──────── RECORDED INFORMATION
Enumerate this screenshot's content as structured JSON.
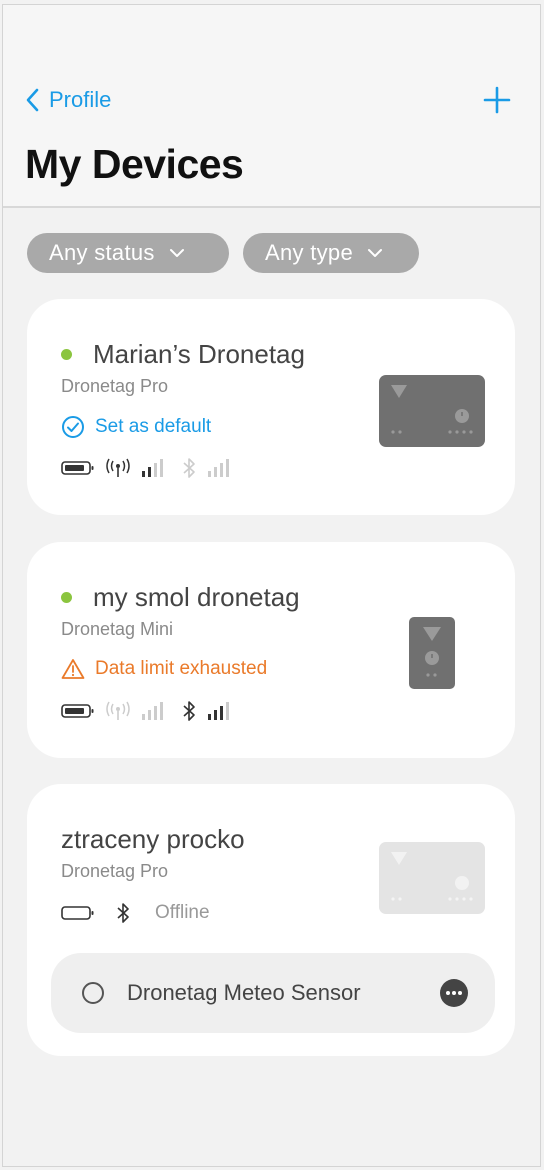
{
  "nav": {
    "back_label": "Profile",
    "title": "My Devices"
  },
  "filters": {
    "status": "Any status",
    "type": "Any type"
  },
  "devices": [
    {
      "name": "Marian’s Dronetag",
      "model": "Dronetag Pro",
      "online": true,
      "status_text": "Set as default",
      "status_kind": "default",
      "battery_level": 0.8,
      "cellular_active": true,
      "bluetooth_active": false,
      "image": "dronetag-pro-device"
    },
    {
      "name": "my smol dronetag",
      "model": "Dronetag Mini",
      "online": true,
      "status_text": "Data limit exhausted",
      "status_kind": "warning",
      "battery_level": 0.8,
      "cellular_active": false,
      "bluetooth_active": true,
      "image": "dronetag-mini-device"
    },
    {
      "name": "ztraceny procko",
      "model": "Dronetag Pro",
      "online": false,
      "connection_text": "Offline",
      "battery_level": 0,
      "image": "dronetag-pro-device",
      "accessory": {
        "label": "Dronetag Meteo Sensor",
        "selected": false
      }
    }
  ],
  "colors": {
    "accent": "#1a9be6",
    "online_dot": "#8bc53f",
    "warning": "#ea7a2a",
    "filter_bg": "#a9a9a9",
    "device_body": "#707070"
  },
  "icons": [
    "chevron-left-icon",
    "plus-icon",
    "chevron-down-icon",
    "check-circle-icon",
    "warning-triangle-icon",
    "battery-icon",
    "cellular-antenna-icon",
    "signal-bars-icon",
    "bluetooth-icon",
    "more-icon"
  ]
}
────────────────
TASK REQUIREMENTS: Set down the material above as is, without any pictures.

COMPLETE RESPONSE:
Enumerate this screenshot's content as structured JSON.
{
  "nav": {
    "back_label": "Profile",
    "title": "My Devices"
  },
  "filters": {
    "status": "Any status",
    "type": "Any type"
  },
  "devices": [
    {
      "name": "Marian’s Dronetag",
      "model": "Dronetag Pro",
      "online": true,
      "status_text": "Set as default",
      "status_kind": "default",
      "battery_level": 0.8,
      "cellular_active": true,
      "bluetooth_active": false,
      "image": "dronetag-pro-device"
    },
    {
      "name": "my smol dronetag",
      "model": "Dronetag Mini",
      "online": true,
      "status_text": "Data limit exhausted",
      "status_kind": "warning",
      "battery_level": 0.8,
      "cellular_active": false,
      "bluetooth_active": true,
      "image": "dronetag-mini-device"
    },
    {
      "name": "ztraceny procko",
      "model": "Dronetag Pro",
      "online": false,
      "connection_text": "Offline",
      "battery_level": 0,
      "image": "dronetag-pro-device",
      "accessory": {
        "label": "Dronetag Meteo Sensor",
        "selected": false
      }
    }
  ],
  "colors": {
    "accent": "#1a9be6",
    "online_dot": "#8bc53f",
    "warning": "#ea7a2a",
    "filter_bg": "#a9a9a9",
    "device_body": "#707070"
  },
  "icons": [
    "chevron-left-icon",
    "plus-icon",
    "chevron-down-icon",
    "check-circle-icon",
    "warning-triangle-icon",
    "battery-icon",
    "cellular-antenna-icon",
    "signal-bars-icon",
    "bluetooth-icon",
    "more-icon"
  ]
}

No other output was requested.